PROBLEM TO WORK ON => Reproduce the records below in full and word for word, excluding pictures.

----- RECORD LIST -----

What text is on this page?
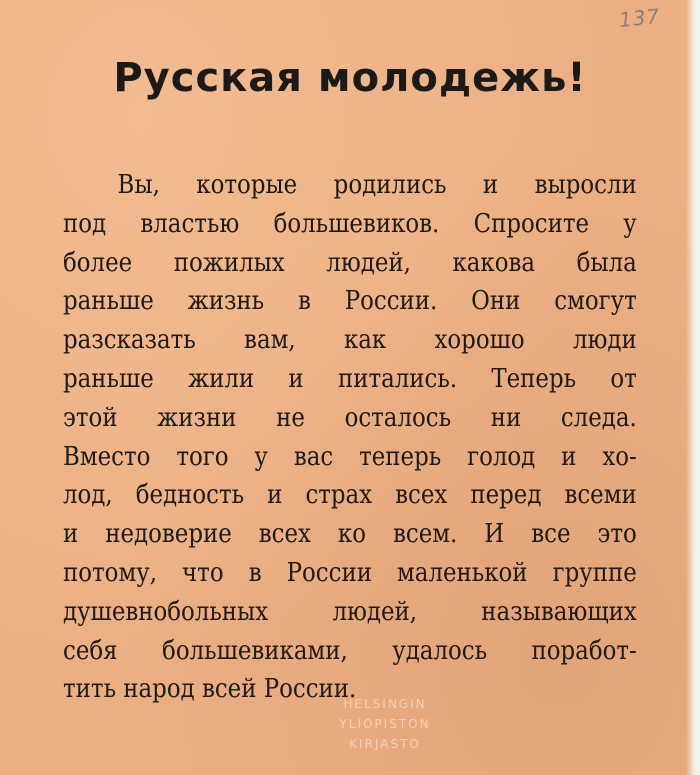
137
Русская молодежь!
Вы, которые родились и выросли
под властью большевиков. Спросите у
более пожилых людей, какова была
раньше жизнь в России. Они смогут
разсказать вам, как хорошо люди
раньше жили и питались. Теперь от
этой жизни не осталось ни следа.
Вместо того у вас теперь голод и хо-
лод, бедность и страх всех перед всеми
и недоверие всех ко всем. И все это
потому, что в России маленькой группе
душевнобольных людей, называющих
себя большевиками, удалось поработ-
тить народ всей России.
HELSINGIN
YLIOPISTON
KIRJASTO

-----

WRITTEN RESPONSE =>
What text is on this page?
137
Русская молодежь!
Вы, которые родились и выросли
под властью большевиков. Спросите у
более пожилых людей, какова была
раньше жизнь в России. Они смогут
разсказать вам, как хорошо люди
раньше жили и питались. Теперь от
этой жизни не осталось ни следа.
Вместо того у вас теперь голод и хо-
лод, бедность и страх всех перед всеми
и недоверие всех ко всем. И все это
потому, что в России маленькой группе
душевнобольных людей, называющих
себя большевиками, удалось поработ-
тить народ всей России.
HELSINGIN
YLIOPISTON
KIRJASTO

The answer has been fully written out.